[Dataset listings of figures]
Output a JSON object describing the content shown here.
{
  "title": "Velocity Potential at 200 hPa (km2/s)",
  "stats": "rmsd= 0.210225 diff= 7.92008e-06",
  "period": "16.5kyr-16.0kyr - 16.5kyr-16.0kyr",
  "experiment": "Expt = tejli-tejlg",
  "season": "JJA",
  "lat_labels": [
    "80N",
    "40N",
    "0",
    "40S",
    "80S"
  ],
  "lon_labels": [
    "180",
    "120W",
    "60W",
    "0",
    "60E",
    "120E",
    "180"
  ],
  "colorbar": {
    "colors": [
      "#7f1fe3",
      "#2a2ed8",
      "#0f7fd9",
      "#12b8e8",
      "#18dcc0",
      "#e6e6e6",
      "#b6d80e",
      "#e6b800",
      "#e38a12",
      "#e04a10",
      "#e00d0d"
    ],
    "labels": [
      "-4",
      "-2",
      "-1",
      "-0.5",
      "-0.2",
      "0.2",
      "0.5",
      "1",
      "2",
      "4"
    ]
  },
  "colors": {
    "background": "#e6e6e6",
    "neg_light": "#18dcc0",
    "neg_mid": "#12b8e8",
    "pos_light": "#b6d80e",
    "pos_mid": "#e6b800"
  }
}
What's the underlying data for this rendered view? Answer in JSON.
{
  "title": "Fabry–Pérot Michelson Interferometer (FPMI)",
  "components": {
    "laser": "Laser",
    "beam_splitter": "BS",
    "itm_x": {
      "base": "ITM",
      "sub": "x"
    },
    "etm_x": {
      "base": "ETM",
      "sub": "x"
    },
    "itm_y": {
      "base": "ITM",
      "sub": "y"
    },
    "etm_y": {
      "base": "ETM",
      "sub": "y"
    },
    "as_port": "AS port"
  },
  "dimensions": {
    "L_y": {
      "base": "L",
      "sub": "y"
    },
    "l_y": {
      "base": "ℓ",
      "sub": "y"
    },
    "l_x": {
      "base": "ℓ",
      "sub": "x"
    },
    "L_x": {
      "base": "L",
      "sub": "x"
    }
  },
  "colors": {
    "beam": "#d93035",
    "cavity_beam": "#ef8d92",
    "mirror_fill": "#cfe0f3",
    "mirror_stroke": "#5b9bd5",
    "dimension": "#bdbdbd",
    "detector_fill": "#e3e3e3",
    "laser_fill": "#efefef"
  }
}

GOAL →
Retype the records in full. Keep every line identical to the original.

SOLUTION TO THIS PROBLEM →
Output a JSON object describing the content shown here.
{
  "title": "Velocity Potential at 200 hPa (km2/s)",
  "stats": "rmsd= 0.210225 diff= 7.92008e-06",
  "period": "16.5kyr-16.0kyr - 16.5kyr-16.0kyr",
  "experiment": "Expt = tejli-tejlg",
  "season": "JJA",
  "lat_labels": [
    "80N",
    "40N",
    "0",
    "40S",
    "80S"
  ],
  "lon_labels": [
    "180",
    "120W",
    "60W",
    "0",
    "60E",
    "120E",
    "180"
  ],
  "colorbar": {
    "colors": [
      "#7f1fe3",
      "#2a2ed8",
      "#0f7fd9",
      "#12b8e8",
      "#18dcc0",
      "#e6e6e6",
      "#b6d80e",
      "#e6b800",
      "#e38a12",
      "#e04a10",
      "#e00d0d"
    ],
    "labels": [
      "-4",
      "-2",
      "-1",
      "-0.5",
      "-0.2",
      "0.2",
      "0.5",
      "1",
      "2",
      "4"
    ]
  },
  "colors": {
    "background": "#e6e6e6",
    "neg_light": "#18dcc0",
    "neg_mid": "#12b8e8",
    "pos_light": "#b6d80e",
    "pos_mid": "#e6b800"
  }
}
What's the underlying data for this rendered view? Answer in JSON.
{
  "title": "Fabry–Pérot Michelson Interferometer (FPMI)",
  "components": {
    "laser": "Laser",
    "beam_splitter": "BS",
    "itm_x": {
      "base": "ITM",
      "sub": "x"
    },
    "etm_x": {
      "base": "ETM",
      "sub": "x"
    },
    "itm_y": {
      "base": "ITM",
      "sub": "y"
    },
    "etm_y": {
      "base": "ETM",
      "sub": "y"
    },
    "as_port": "AS port"
  },
  "dimensions": {
    "L_y": {
      "base": "L",
      "sub": "y"
    },
    "l_y": {
      "base": "ℓ",
      "sub": "y"
    },
    "l_x": {
      "base": "ℓ",
      "sub": "x"
    },
    "L_x": {
      "base": "L",
      "sub": "x"
    }
  },
  "colors": {
    "beam": "#d93035",
    "cavity_beam": "#ef8d92",
    "mirror_fill": "#cfe0f3",
    "mirror_stroke": "#5b9bd5",
    "dimension": "#bdbdbd",
    "detector_fill": "#e3e3e3",
    "laser_fill": "#efefef"
  }
}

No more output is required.